- _Exercise_
Keep only the lines that hold the string "than", filtering out the rest of the entries below.

- _Supplied material_
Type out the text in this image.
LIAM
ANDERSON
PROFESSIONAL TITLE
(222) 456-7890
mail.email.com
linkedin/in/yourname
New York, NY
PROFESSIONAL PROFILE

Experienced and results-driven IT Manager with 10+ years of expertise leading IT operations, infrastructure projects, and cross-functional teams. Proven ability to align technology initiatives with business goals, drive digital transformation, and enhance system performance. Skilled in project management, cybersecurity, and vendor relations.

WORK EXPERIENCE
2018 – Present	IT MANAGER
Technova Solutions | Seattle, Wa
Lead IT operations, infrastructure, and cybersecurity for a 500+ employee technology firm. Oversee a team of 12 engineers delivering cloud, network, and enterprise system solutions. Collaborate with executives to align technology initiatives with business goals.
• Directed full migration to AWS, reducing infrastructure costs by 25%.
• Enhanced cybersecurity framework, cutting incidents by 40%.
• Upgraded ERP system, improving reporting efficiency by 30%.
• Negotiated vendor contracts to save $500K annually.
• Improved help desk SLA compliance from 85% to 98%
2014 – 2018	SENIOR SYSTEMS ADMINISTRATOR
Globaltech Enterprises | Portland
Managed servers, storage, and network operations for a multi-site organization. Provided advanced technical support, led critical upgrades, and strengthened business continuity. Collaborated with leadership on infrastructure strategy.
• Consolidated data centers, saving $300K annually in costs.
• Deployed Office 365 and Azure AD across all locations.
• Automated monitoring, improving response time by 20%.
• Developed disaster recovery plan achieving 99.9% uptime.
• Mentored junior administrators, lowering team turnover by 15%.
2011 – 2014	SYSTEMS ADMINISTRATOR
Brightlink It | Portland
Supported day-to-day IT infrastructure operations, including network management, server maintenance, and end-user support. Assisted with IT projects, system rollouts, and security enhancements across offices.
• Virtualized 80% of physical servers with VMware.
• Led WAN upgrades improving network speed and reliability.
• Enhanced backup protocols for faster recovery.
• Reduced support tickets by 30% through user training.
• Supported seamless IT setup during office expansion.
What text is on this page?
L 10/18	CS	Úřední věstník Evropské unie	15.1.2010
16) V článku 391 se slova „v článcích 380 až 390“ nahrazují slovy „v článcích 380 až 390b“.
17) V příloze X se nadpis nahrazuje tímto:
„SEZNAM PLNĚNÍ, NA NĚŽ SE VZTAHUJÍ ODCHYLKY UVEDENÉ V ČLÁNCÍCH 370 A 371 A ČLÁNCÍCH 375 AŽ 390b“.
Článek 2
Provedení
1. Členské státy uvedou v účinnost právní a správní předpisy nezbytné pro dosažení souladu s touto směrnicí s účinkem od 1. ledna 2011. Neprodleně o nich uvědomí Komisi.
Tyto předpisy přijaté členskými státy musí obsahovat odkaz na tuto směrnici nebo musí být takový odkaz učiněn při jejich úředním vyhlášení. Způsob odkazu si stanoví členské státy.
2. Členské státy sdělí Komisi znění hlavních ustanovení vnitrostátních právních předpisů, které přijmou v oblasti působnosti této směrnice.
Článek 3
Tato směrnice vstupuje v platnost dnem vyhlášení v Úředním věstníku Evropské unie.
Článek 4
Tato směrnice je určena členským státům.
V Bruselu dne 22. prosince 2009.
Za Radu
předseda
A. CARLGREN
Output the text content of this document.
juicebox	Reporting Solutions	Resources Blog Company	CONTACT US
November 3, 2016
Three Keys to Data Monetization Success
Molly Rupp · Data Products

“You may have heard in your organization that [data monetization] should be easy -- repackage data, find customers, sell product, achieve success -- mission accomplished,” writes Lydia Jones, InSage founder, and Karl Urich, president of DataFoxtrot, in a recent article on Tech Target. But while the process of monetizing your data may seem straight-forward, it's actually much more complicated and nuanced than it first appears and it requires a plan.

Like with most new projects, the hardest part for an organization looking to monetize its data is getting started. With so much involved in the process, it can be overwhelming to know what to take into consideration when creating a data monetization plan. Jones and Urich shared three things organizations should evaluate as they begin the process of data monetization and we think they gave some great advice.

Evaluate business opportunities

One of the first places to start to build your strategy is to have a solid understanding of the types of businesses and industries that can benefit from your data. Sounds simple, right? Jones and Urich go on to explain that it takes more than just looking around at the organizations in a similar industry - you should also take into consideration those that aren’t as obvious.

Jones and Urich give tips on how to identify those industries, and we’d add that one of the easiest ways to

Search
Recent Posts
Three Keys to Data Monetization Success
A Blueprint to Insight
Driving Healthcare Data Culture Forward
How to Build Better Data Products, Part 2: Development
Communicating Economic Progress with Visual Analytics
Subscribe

- _Written answer_
“You may have heard in your organization that [data monetization] should be easy -- repackage data, find customers, sell product, achieve success -- mission accomplished,” writes Lydia Jones, InSage founder, and Karl Urich, president of DataFoxtrot, in a recent article on Tech Target. But while the process of monetizing your data may seem straight-forward, it's actually much more complicated and nuanced than it first appears and it requires a plan.
One of the first places to start to build your strategy is to have a solid understanding of the types of businesses and industries that can benefit from your data. Sounds simple, right? Jones and Urich go on to explain that it takes more than just looking around at the organizations in a similar industry - you should also take into consideration those that aren’t as obvious.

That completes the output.